WHAT THE EXERCISE ASKS:
Take every line from the listing below that includes "Change" and copy it.

DATASET EXCERPTS:
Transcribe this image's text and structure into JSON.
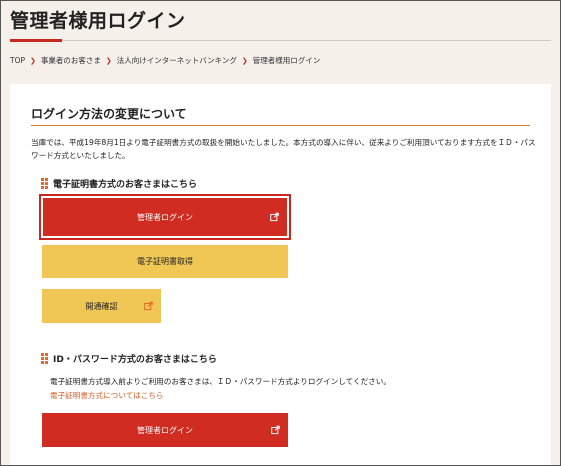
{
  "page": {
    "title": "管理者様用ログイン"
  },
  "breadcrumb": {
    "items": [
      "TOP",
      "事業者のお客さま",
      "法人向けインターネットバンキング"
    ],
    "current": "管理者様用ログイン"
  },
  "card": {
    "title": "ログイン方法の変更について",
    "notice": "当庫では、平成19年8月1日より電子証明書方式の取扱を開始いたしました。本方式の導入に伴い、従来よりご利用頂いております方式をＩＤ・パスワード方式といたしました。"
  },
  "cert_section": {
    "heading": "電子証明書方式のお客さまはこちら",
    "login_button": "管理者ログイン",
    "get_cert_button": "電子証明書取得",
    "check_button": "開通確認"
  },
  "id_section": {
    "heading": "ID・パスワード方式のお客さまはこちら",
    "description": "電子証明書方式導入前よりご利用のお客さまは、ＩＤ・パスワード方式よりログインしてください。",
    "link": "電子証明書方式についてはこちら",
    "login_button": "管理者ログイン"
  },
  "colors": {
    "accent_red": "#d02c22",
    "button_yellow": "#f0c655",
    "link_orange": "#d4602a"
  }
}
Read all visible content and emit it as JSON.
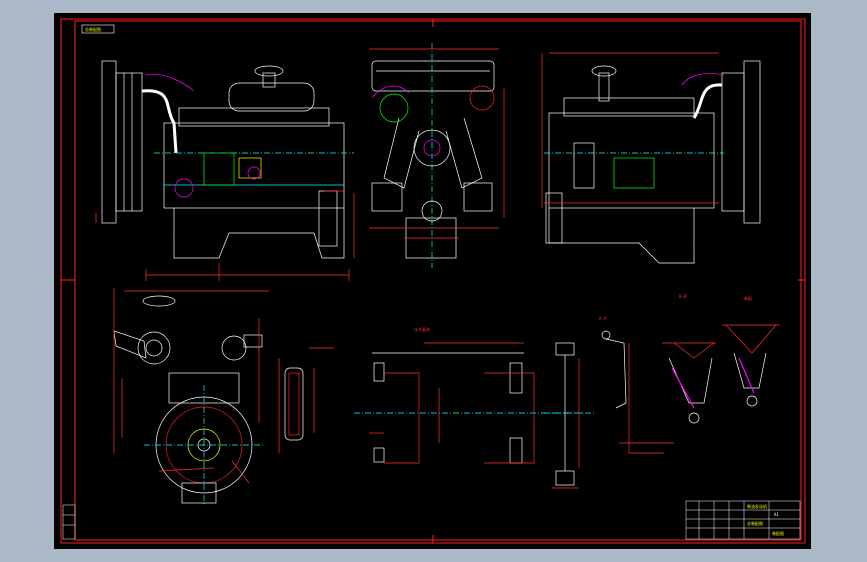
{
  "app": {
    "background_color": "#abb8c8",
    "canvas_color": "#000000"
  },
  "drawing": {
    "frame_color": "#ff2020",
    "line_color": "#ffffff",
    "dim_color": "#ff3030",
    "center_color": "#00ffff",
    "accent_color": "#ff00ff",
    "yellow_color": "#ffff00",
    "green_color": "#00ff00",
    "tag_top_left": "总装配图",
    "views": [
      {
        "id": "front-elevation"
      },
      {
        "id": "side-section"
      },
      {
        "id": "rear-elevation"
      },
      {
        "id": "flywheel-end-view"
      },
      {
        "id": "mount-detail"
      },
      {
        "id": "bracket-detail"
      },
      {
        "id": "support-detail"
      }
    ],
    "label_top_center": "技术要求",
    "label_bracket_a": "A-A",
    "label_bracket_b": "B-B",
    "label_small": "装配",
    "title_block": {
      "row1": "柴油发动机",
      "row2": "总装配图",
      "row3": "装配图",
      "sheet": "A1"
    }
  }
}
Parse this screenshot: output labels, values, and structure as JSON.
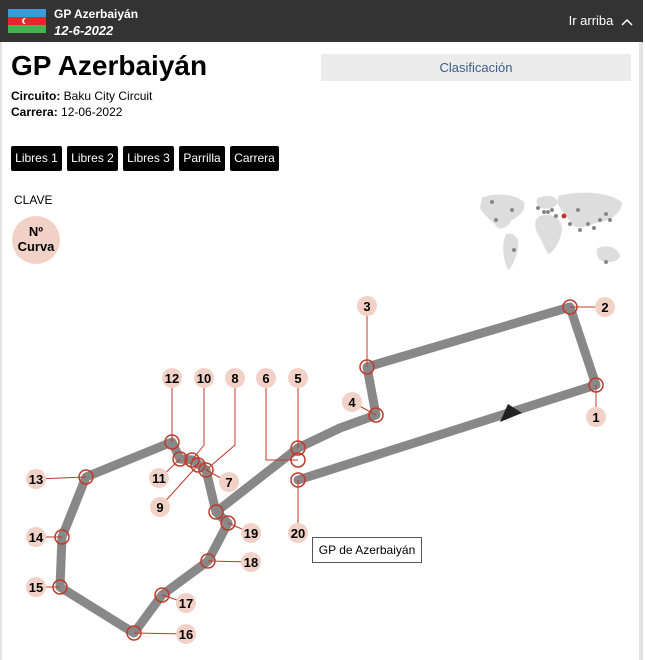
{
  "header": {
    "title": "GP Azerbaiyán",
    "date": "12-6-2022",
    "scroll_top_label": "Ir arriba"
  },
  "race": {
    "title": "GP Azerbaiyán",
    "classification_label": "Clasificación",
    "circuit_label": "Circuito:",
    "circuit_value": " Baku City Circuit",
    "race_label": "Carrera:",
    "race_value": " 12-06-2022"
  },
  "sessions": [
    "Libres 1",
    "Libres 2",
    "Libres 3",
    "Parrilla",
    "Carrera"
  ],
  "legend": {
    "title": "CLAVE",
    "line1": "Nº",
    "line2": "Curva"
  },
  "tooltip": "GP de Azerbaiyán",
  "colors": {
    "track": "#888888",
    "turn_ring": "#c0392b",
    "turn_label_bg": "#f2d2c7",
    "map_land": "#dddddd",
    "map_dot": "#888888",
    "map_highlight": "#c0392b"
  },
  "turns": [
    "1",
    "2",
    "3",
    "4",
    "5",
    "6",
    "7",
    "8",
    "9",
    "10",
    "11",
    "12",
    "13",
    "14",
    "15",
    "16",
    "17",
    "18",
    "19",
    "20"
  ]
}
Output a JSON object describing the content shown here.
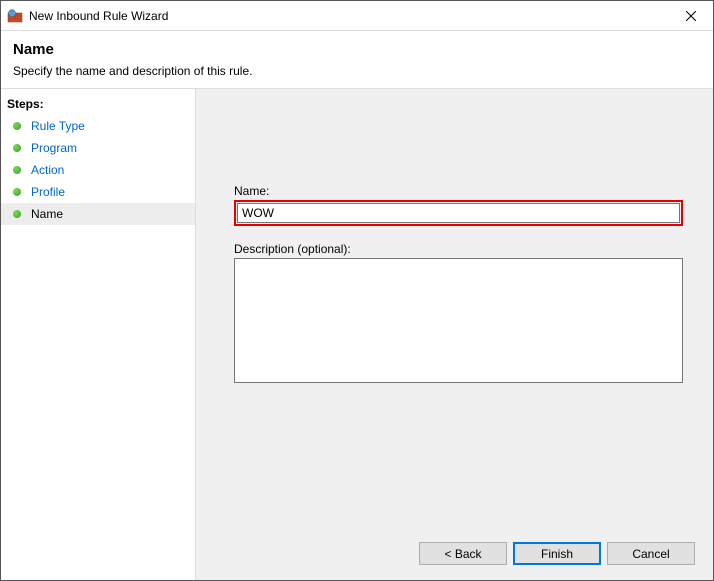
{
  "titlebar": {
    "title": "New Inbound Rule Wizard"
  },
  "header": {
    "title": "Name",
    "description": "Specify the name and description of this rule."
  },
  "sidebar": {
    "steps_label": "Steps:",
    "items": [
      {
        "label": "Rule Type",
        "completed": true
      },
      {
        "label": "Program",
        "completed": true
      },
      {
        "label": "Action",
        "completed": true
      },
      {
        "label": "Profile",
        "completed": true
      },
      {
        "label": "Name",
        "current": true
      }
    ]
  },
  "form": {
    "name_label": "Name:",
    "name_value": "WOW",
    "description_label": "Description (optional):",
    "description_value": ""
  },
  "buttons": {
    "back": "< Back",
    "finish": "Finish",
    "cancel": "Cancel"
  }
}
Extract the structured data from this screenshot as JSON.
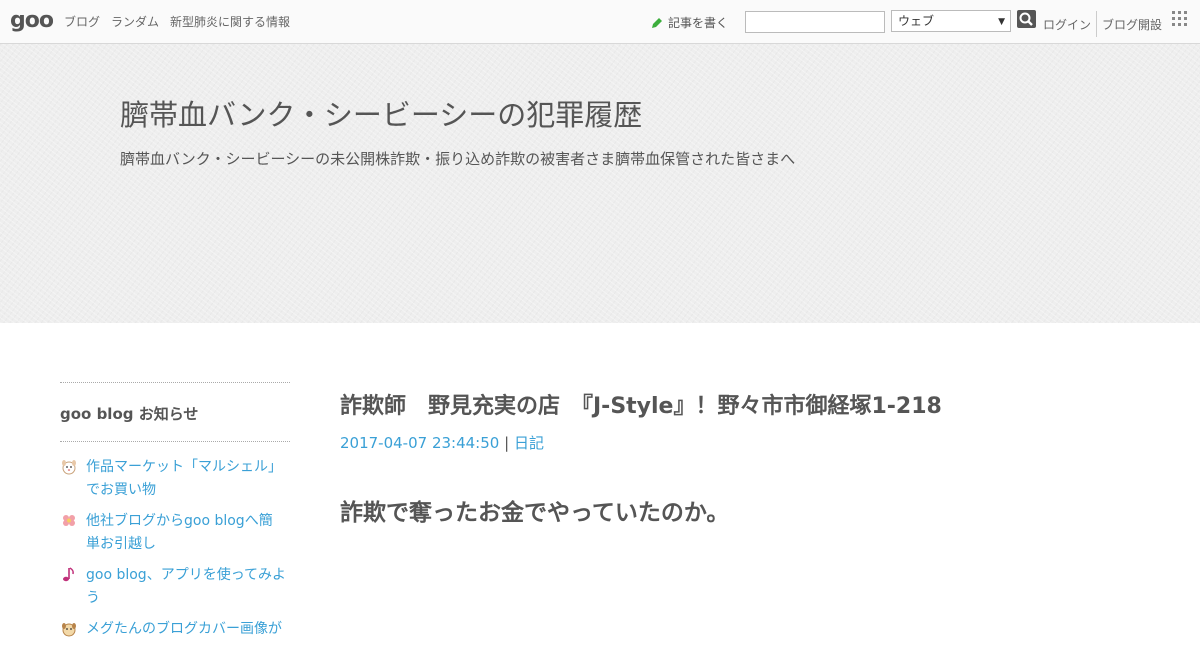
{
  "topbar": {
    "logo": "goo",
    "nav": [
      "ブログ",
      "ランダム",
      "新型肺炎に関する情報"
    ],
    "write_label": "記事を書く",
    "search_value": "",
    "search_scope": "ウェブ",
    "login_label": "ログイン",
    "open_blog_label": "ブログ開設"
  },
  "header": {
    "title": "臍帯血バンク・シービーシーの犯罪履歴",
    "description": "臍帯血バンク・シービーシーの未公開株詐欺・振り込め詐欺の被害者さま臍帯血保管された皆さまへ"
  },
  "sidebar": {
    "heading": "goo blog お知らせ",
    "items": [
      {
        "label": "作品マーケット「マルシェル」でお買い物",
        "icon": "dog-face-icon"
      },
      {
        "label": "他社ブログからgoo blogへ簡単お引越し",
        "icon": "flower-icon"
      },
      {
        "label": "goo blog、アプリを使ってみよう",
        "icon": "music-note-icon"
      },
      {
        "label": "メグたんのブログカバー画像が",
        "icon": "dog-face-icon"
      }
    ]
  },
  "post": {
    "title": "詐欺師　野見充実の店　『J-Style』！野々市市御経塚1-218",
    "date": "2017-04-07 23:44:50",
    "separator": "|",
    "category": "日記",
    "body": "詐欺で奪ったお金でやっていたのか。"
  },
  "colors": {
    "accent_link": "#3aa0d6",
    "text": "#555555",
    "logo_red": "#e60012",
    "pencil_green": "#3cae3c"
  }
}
==
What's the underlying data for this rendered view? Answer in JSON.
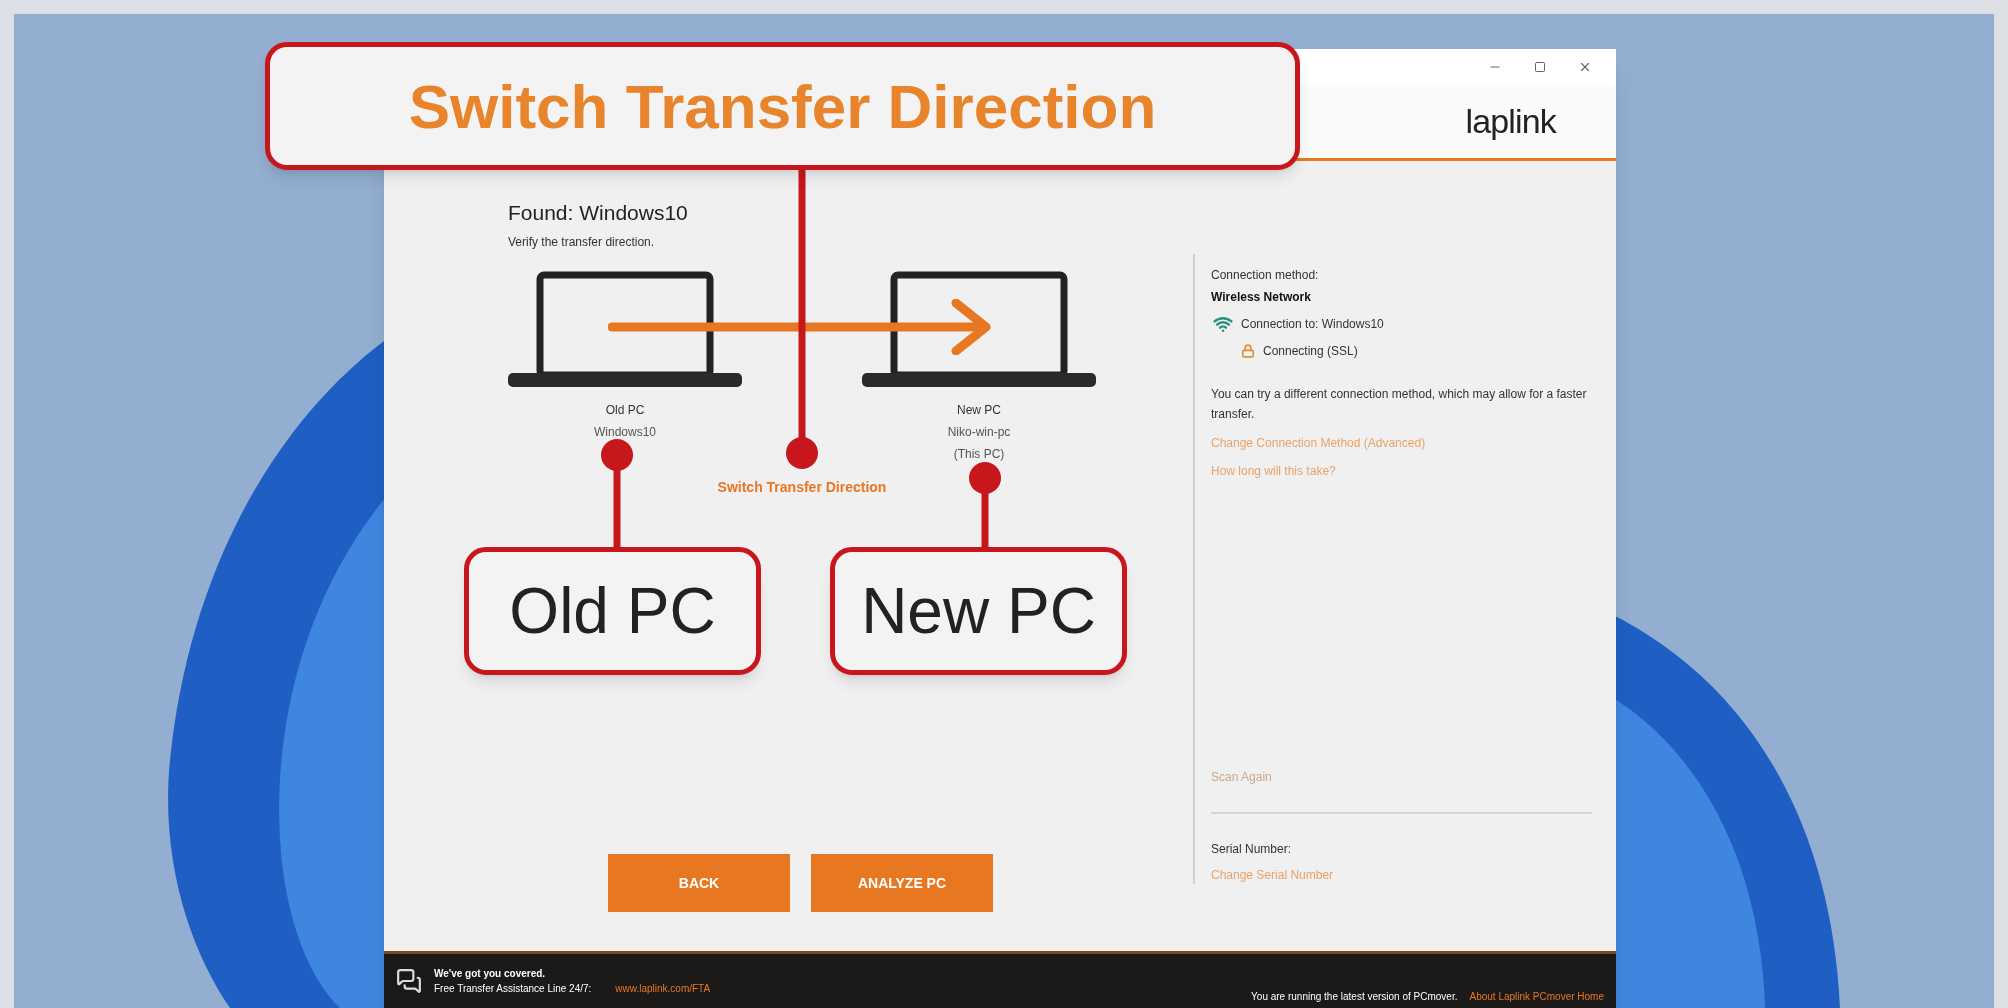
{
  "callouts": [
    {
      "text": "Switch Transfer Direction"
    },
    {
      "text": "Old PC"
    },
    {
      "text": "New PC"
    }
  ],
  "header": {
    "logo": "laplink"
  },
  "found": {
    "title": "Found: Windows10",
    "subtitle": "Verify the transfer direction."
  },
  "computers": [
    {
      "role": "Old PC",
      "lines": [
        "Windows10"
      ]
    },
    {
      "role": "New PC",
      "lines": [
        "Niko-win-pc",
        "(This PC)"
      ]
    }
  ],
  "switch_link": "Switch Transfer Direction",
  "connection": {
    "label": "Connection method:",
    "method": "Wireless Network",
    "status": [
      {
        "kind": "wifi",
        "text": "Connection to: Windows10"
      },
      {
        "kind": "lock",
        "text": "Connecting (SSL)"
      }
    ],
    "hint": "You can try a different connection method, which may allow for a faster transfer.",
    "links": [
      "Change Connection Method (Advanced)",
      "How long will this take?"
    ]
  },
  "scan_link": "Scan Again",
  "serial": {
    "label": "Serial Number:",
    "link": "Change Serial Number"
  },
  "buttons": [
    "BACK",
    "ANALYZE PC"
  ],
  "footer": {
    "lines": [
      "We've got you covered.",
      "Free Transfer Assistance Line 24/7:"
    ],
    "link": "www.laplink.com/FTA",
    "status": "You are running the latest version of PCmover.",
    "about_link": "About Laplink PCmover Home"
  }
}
* * *
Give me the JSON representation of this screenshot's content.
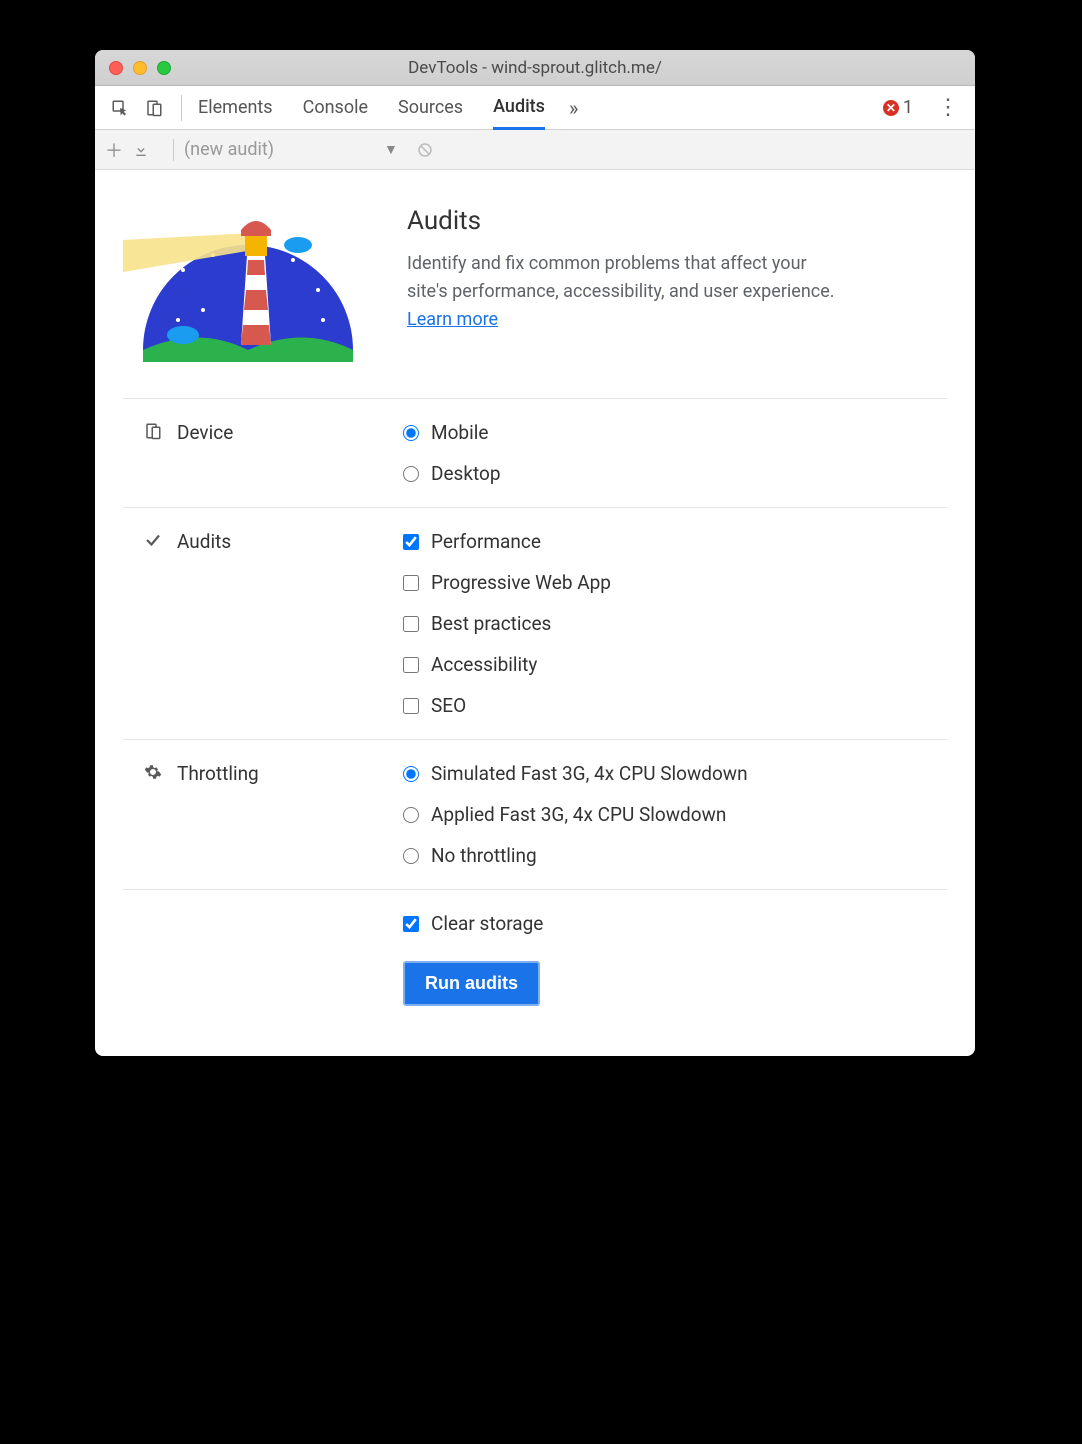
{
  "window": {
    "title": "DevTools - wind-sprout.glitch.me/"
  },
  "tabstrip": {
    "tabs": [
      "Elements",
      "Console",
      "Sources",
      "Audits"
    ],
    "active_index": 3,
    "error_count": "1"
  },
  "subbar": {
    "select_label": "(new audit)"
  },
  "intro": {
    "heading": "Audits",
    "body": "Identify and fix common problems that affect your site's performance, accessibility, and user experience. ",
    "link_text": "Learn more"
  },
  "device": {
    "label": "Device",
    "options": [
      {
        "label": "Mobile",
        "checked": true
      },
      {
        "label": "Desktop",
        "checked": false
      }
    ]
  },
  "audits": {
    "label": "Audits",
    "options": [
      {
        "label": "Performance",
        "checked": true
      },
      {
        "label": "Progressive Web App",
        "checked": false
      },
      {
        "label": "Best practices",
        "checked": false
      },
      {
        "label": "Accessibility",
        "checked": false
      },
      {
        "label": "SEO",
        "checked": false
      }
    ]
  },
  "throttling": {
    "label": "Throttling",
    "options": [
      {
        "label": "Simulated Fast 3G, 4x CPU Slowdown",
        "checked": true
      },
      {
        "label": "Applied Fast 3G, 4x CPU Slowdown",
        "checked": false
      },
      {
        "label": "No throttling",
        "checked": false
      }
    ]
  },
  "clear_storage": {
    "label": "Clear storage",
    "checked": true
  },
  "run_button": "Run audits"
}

RESULT:
      "Change Connection Method (Advanced)",
    "link": "Change Serial Number"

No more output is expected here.